Aim: Can the data below be set down again exactly, line for line?

Entries taken from a collection:
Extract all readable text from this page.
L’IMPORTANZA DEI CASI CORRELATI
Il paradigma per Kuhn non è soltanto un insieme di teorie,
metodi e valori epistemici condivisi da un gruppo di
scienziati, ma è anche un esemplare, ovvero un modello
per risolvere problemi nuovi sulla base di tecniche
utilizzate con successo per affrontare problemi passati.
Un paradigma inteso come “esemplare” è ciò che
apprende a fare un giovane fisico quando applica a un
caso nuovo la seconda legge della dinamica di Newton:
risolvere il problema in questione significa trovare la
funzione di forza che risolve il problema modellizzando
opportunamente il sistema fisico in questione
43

Reply:
Extract all readable text from this page.
L’IMPORTANZA DEI CASI CORRELATI
Il paradigma per Kuhn non è soltanto un insieme di teorie,
metodi e valori epistemici condivisi da un gruppo di
scienziati, ma è anche un esemplare, ovvero un modello
per risolvere problemi nuovi sulla base di tecniche
utilizzate con successo per affrontare problemi passati.
Un paradigma inteso come “esemplare” è ciò che
apprende a fare un giovane fisico quando applica a un
caso nuovo la seconda legge della dinamica di Newton:
risolvere il problema in questione significa trovare la
funzione di forza che risolve il problema modellizzando
opportunamente il sistema fisico in questione
43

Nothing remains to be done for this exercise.